▶ [Request]
In the records below, find the line containing "Serialize everything readable"; give it again exactly, along with every line that follows, and nothing else.

Stored data:
---

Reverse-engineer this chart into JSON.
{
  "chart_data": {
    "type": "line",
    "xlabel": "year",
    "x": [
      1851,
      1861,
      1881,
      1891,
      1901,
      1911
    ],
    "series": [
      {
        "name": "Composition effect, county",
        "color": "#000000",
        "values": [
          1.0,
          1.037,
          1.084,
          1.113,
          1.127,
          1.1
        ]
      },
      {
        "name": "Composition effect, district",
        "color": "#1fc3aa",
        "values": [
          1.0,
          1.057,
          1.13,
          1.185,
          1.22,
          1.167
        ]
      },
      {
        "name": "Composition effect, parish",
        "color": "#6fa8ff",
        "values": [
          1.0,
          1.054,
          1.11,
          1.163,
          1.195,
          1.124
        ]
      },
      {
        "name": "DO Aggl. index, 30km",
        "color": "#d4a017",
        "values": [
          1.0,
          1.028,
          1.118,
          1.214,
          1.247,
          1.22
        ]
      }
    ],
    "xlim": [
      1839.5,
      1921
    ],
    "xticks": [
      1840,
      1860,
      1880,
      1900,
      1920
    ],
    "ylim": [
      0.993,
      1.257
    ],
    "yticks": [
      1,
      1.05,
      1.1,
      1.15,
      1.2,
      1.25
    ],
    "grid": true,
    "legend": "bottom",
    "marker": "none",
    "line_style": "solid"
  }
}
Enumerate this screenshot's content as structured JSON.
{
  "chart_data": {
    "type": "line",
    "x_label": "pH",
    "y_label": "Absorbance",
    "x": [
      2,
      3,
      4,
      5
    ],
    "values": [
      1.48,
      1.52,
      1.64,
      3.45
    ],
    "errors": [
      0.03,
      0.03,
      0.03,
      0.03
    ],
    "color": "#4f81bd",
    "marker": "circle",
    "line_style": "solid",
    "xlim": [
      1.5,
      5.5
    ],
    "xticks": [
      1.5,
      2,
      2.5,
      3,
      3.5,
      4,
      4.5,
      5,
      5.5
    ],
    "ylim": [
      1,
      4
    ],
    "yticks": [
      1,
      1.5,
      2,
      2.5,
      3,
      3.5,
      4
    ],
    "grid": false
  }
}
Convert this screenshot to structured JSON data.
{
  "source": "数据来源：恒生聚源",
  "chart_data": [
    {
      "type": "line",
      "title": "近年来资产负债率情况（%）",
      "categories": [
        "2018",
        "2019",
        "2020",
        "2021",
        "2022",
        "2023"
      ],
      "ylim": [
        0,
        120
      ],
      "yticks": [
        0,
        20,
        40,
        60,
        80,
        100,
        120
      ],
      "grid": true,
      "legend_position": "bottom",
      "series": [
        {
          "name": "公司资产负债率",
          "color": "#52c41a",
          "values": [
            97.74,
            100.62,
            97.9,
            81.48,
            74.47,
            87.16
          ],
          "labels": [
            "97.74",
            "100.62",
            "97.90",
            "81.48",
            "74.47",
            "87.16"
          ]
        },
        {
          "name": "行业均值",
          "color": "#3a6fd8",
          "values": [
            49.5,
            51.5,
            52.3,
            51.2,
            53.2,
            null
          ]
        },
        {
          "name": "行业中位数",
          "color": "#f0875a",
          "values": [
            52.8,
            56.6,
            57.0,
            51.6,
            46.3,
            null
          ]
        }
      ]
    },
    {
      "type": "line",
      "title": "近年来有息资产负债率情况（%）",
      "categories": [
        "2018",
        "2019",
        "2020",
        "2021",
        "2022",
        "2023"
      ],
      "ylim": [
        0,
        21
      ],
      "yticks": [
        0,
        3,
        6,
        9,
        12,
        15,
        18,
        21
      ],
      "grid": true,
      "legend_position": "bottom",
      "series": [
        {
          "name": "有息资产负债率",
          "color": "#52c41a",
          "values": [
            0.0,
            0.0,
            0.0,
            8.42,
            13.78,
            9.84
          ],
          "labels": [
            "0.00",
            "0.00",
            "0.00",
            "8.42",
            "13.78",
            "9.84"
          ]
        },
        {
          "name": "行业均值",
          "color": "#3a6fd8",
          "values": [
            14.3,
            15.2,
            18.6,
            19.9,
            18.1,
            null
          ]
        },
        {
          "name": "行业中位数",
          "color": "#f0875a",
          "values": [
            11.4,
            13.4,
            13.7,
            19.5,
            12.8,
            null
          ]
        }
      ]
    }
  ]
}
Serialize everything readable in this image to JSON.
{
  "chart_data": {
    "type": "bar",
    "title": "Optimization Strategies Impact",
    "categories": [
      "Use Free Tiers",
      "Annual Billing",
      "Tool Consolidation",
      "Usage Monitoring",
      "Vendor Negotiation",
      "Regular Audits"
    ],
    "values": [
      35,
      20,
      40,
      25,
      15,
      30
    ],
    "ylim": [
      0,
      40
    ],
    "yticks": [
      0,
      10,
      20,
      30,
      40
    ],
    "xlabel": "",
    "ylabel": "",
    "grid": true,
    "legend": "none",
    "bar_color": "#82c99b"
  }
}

---

▶ [Completed task]
Serialize everything readable in this image to JSON.
{
  "chart_data": {
    "type": "bar",
    "title": "Optimization Strategies Impact",
    "categories": [
      "Use Free Tiers",
      "Annual Billing",
      "Tool Consolidation",
      "Usage Monitoring",
      "Vendor Negotiation",
      "Regular Audits"
    ],
    "values": [
      35,
      20,
      40,
      25,
      15,
      30
    ],
    "ylim": [
      0,
      40
    ],
    "yticks": [
      0,
      10,
      20,
      30,
      40
    ],
    "xlabel": "",
    "ylabel": "",
    "grid": true,
    "legend": "none",
    "bar_color": "#82c99b"
  }
}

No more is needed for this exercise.